§ **Your task**
Rewrite these lines with "info-label" changed to "field-label" wherever it occurs, keeping everything else the same.

§ **Data entries**

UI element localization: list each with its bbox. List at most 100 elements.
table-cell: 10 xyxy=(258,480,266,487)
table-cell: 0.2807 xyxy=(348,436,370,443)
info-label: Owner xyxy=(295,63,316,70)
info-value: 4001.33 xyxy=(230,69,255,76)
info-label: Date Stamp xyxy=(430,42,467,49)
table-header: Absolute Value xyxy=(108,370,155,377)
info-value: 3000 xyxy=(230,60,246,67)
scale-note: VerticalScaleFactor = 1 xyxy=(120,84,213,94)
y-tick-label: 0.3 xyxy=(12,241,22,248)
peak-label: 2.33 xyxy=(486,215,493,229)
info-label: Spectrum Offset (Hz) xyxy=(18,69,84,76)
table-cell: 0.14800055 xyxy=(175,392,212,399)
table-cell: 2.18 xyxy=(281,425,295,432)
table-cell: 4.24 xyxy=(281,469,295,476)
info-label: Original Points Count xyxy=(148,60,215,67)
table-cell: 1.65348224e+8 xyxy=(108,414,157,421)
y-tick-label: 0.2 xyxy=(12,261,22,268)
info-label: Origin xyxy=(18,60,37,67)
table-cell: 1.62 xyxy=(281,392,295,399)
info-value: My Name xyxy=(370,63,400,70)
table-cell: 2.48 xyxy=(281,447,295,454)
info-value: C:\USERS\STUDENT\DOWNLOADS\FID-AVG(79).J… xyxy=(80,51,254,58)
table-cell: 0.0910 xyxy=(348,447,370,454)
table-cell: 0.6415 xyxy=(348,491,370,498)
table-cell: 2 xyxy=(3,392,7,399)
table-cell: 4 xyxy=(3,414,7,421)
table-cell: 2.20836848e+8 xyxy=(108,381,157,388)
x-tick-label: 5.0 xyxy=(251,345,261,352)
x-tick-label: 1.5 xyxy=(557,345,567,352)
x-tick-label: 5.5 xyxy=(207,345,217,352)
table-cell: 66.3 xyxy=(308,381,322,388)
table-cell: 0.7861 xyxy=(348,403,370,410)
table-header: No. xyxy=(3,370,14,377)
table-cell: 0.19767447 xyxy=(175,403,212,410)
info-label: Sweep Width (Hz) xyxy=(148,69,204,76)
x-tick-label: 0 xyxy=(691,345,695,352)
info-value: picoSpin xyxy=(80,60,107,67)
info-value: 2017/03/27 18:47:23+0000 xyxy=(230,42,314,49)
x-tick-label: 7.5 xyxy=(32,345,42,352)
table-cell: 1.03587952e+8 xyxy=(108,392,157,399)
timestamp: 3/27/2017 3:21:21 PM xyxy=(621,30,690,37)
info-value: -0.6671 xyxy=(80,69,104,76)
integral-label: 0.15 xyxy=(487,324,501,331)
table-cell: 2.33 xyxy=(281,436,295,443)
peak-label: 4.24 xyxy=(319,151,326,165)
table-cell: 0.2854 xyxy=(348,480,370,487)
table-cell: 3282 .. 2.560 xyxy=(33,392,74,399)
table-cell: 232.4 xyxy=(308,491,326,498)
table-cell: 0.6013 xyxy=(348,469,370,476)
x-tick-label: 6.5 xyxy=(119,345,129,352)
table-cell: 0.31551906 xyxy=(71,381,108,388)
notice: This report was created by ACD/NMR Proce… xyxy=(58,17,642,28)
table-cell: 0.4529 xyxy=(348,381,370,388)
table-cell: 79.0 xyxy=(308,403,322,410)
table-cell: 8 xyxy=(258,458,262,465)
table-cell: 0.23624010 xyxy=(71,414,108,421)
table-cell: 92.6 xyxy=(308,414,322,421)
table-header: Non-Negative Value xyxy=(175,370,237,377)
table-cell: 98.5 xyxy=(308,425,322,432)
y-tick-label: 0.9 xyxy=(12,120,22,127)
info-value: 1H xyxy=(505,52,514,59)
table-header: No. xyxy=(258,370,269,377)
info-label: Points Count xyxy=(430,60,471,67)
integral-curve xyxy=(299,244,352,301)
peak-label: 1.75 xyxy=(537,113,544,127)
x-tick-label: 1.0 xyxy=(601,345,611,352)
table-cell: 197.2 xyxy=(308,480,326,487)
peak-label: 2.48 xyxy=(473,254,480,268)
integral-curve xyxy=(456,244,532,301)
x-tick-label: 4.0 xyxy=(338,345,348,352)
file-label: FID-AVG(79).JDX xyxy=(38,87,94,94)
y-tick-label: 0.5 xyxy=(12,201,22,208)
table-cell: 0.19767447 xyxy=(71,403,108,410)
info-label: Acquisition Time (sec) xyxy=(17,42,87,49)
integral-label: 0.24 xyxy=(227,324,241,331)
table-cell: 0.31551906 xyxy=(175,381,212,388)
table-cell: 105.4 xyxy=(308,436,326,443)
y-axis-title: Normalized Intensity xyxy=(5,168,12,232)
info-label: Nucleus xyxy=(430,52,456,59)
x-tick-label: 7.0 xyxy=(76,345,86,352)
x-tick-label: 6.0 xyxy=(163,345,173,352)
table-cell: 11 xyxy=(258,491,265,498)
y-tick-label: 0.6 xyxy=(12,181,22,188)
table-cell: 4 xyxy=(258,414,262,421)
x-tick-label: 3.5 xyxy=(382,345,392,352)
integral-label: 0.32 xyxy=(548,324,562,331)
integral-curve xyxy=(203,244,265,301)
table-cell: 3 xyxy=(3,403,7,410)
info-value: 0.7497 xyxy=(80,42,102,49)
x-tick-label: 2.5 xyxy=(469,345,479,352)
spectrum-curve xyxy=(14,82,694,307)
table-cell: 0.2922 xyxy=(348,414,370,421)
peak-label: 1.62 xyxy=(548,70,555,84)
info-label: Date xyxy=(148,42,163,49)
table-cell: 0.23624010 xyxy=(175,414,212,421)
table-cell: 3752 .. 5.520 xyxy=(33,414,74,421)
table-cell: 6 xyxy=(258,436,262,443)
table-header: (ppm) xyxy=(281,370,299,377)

§ **Complete output**
UI element localization: list each with its bbox. List at most 100 elements.
table-cell: 10 xyxy=(258,480,266,487)
table-cell: 0.2807 xyxy=(348,436,370,443)
field-label: Owner xyxy=(295,63,316,70)
info-value: 4001.33 xyxy=(230,69,255,76)
field-label: Date Stamp xyxy=(430,42,467,49)
table-header: Absolute Value xyxy=(108,370,155,377)
info-value: 3000 xyxy=(230,60,246,67)
scale-note: VerticalScaleFactor = 1 xyxy=(120,84,213,94)
y-tick-label: 0.3 xyxy=(12,241,22,248)
peak-label: 2.33 xyxy=(486,215,493,229)
field-label: Spectrum Offset (Hz) xyxy=(18,69,84,76)
table-cell: 0.14800055 xyxy=(175,392,212,399)
table-cell: 2.18 xyxy=(281,425,295,432)
table-cell: 4.24 xyxy=(281,469,295,476)
field-label: Original Points Count xyxy=(148,60,215,67)
table-cell: 1.65348224e+8 xyxy=(108,414,157,421)
y-tick-label: 0.2 xyxy=(12,261,22,268)
field-label: Origin xyxy=(18,60,37,67)
table-cell: 1.62 xyxy=(281,392,295,399)
info-value: My Name xyxy=(370,63,400,70)
table-cell: 2.48 xyxy=(281,447,295,454)
info-value: C:\USERS\STUDENT\DOWNLOADS\FID-AVG(79).J… xyxy=(80,51,254,58)
table-cell: 0.0910 xyxy=(348,447,370,454)
table-cell: 0.6415 xyxy=(348,491,370,498)
table-cell: 2 xyxy=(3,392,7,399)
table-cell: 4 xyxy=(3,414,7,421)
table-cell: 2.20836848e+8 xyxy=(108,381,157,388)
x-tick-label: 5.0 xyxy=(251,345,261,352)
x-tick-label: 1.5 xyxy=(557,345,567,352)
x-tick-label: 5.5 xyxy=(207,345,217,352)
table-cell: 66.3 xyxy=(308,381,322,388)
table-cell: 0.7861 xyxy=(348,403,370,410)
table-header: No. xyxy=(3,370,14,377)
table-cell: 0.19767447 xyxy=(175,403,212,410)
field-label: Sweep Width (Hz) xyxy=(148,69,204,76)
x-tick-label: 0 xyxy=(691,345,695,352)
info-value: picoSpin xyxy=(80,60,107,67)
info-value: 2017/03/27 18:47:23+0000 xyxy=(230,42,314,49)
x-tick-label: 7.5 xyxy=(32,345,42,352)
table-cell: 1.03587952e+8 xyxy=(108,392,157,399)
timestamp: 3/27/2017 3:21:21 PM xyxy=(621,30,690,37)
info-value: -0.6671 xyxy=(80,69,104,76)
integral-label: 0.15 xyxy=(487,324,501,331)
table-cell: 2.33 xyxy=(281,436,295,443)
peak-label: 4.24 xyxy=(319,151,326,165)
table-cell: 0.2854 xyxy=(348,480,370,487)
table-cell: 3282 .. 2.560 xyxy=(33,392,74,399)
table-cell: 232.4 xyxy=(308,491,326,498)
table-cell: 0.6013 xyxy=(348,469,370,476)
x-tick-label: 6.5 xyxy=(119,345,129,352)
table-cell: 0.31551906 xyxy=(71,381,108,388)
notice: This report was created by ACD/NMR Proce… xyxy=(58,17,642,28)
table-cell: 0.4529 xyxy=(348,381,370,388)
table-cell: 79.0 xyxy=(308,403,322,410)
table-cell: 8 xyxy=(258,458,262,465)
table-cell: 0.23624010 xyxy=(71,414,108,421)
table-cell: 92.6 xyxy=(308,414,322,421)
table-header: Non-Negative Value xyxy=(175,370,237,377)
table-cell: 98.5 xyxy=(308,425,322,432)
y-tick-label: 0.9 xyxy=(12,120,22,127)
info-value: 1H xyxy=(505,52,514,59)
table-header: No. xyxy=(258,370,269,377)
field-label: Points Count xyxy=(430,60,471,67)
integral-curve xyxy=(299,244,352,301)
peak-label: 1.75 xyxy=(537,113,544,127)
x-tick-label: 1.0 xyxy=(601,345,611,352)
table-cell: 197.2 xyxy=(308,480,326,487)
peak-label: 2.48 xyxy=(473,254,480,268)
integral-curve xyxy=(456,244,532,301)
x-tick-label: 4.0 xyxy=(338,345,348,352)
file-label: FID-AVG(79).JDX xyxy=(38,87,94,94)
y-tick-label: 0.5 xyxy=(12,201,22,208)
table-cell: 0.19767447 xyxy=(71,403,108,410)
field-label: Acquisition Time (sec) xyxy=(17,42,87,49)
integral-label: 0.24 xyxy=(227,324,241,331)
table-cell: 0.31551906 xyxy=(175,381,212,388)
table-cell: 105.4 xyxy=(308,436,326,443)
y-axis-title: Normalized Intensity xyxy=(5,168,12,232)
field-label: Nucleus xyxy=(430,52,456,59)
x-tick-label: 7.0 xyxy=(76,345,86,352)
x-tick-label: 6.0 xyxy=(163,345,173,352)
table-cell: 11 xyxy=(258,491,265,498)
y-tick-label: 0.6 xyxy=(12,181,22,188)
table-cell: 4 xyxy=(258,414,262,421)
x-tick-label: 3.5 xyxy=(382,345,392,352)
integral-label: 0.32 xyxy=(548,324,562,331)
integral-curve xyxy=(203,244,265,301)
table-cell: 3 xyxy=(3,403,7,410)
info-value: 0.7497 xyxy=(80,42,102,49)
x-tick-label: 2.5 xyxy=(469,345,479,352)
spectrum-curve xyxy=(14,82,694,307)
table-cell: 0.2922 xyxy=(348,414,370,421)
peak-label: 1.62 xyxy=(548,70,555,84)
field-label: Date xyxy=(148,42,163,49)
table-cell: 0.23624010 xyxy=(175,414,212,421)
table-cell: 3752 .. 5.520 xyxy=(33,414,74,421)
table-cell: 6 xyxy=(258,436,262,443)
table-header: (ppm) xyxy=(281,370,299,377)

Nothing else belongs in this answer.